◆ Problem to work on
Pull every line containing the word "dengan" from the records.

◆ Input for this task

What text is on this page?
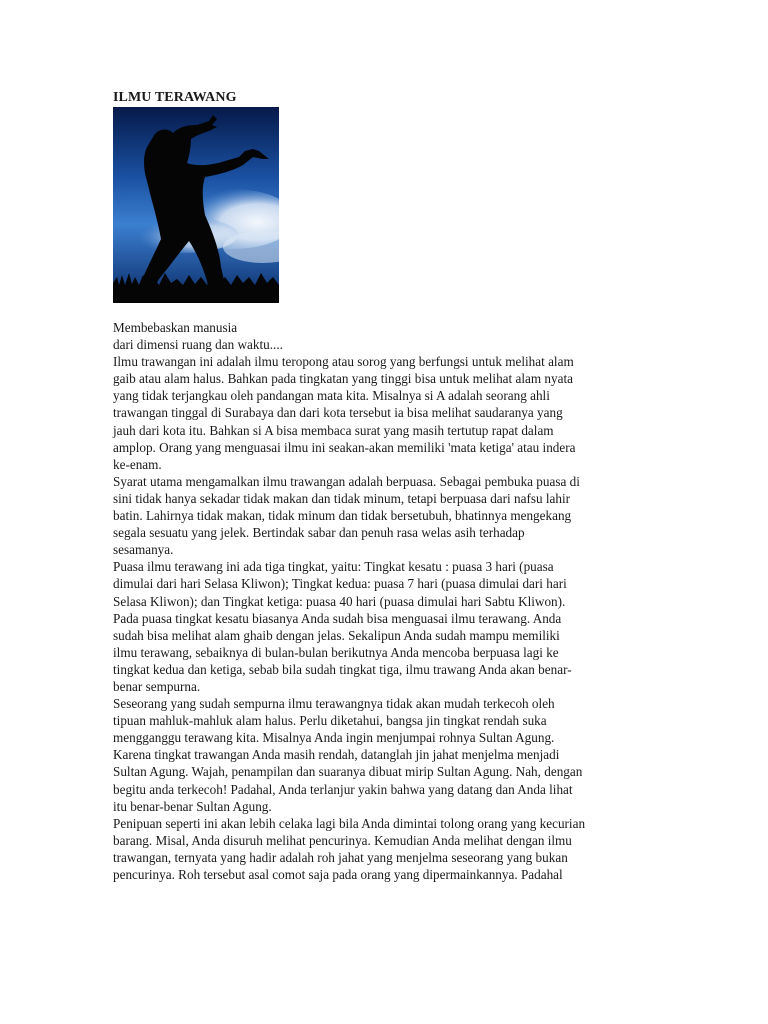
ILMU TERAWANG
Membebaskan manusia
dari dimensi ruang dan waktu....
Ilmu trawangan ini adalah ilmu teropong atau sorog yang berfungsi untuk melihat alam
gaib atau alam halus. Bahkan pada tingkatan yang tinggi bisa untuk melihat alam nyata
yang tidak terjangkau oleh pandangan mata kita. Misalnya si A adalah seorang ahli
trawangan tinggal di Surabaya dan dari kota tersebut ia bisa melihat saudaranya yang
jauh dari kota itu. Bahkan si A bisa membaca surat yang masih tertutup rapat dalam
amplop. Orang yang menguasai ilmu ini seakan-akan memiliki 'mata ketiga' atau indera
ke-enam.
Syarat utama mengamalkan ilmu trawangan adalah berpuasa. Sebagai pembuka puasa di
sini tidak hanya sekadar tidak makan dan tidak minum, tetapi berpuasa dari nafsu lahir
batin. Lahirnya tidak makan, tidak minum dan tidak bersetubuh, bhatinnya mengekang
segala sesuatu yang jelek. Bertindak sabar dan penuh rasa welas asih terhadap
sesamanya.
Puasa ilmu terawang ini ada tiga tingkat, yaitu: Tingkat kesatu : puasa 3 hari (puasa
dimulai dari hari Selasa Kliwon); Tingkat kedua: puasa 7 hari (puasa dimulai dari hari
Selasa Kliwon); dan Tingkat ketiga: puasa 40 hari (puasa dimulai hari Sabtu Kliwon).
Pada puasa tingkat kesatu biasanya Anda sudah bisa menguasai ilmu terawang. Anda
sudah bisa melihat alam ghaib dengan jelas. Sekalipun Anda sudah mampu memiliki
ilmu terawang, sebaiknya di bulan-bulan berikutnya Anda mencoba berpuasa lagi ke
tingkat kedua dan ketiga, sebab bila sudah tingkat tiga, ilmu trawang Anda akan benar-
benar sempurna.
Seseorang yang sudah sempurna ilmu terawangnya tidak akan mudah terkecoh oleh
tipuan mahluk-mahluk alam halus. Perlu diketahui, bangsa jin tingkat rendah suka
mengganggu terawang kita. Misalnya Anda ingin menjumpai rohnya Sultan Agung.
Karena tingkat trawangan Anda masih rendah, datanglah jin jahat menjelma menjadi
Sultan Agung. Wajah, penampilan dan suaranya dibuat mirip Sultan Agung. Nah, dengan
begitu anda terkecoh! Padahal, Anda terlanjur yakin bahwa yang datang dan Anda lihat
itu benar-benar Sultan Agung.
Penipuan seperti ini akan lebih celaka lagi bila Anda dimintai tolong orang yang kecurian
barang. Misal, Anda disuruh melihat pencurinya. Kemudian Anda melihat dengan ilmu
trawangan, ternyata yang hadir adalah roh jahat yang menjelma seseorang yang bukan
pencurinya. Roh tersebut asal comot saja pada orang yang dipermainkannya. Padahal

◆ Answer to the exercise
sudah bisa melihat alam ghaib dengan jelas. Sekalipun Anda sudah mampu memiliki
Sultan Agung. Wajah, penampilan dan suaranya dibuat mirip Sultan Agung. Nah, dengan
barang. Misal, Anda disuruh melihat pencurinya. Kemudian Anda melihat dengan ilmu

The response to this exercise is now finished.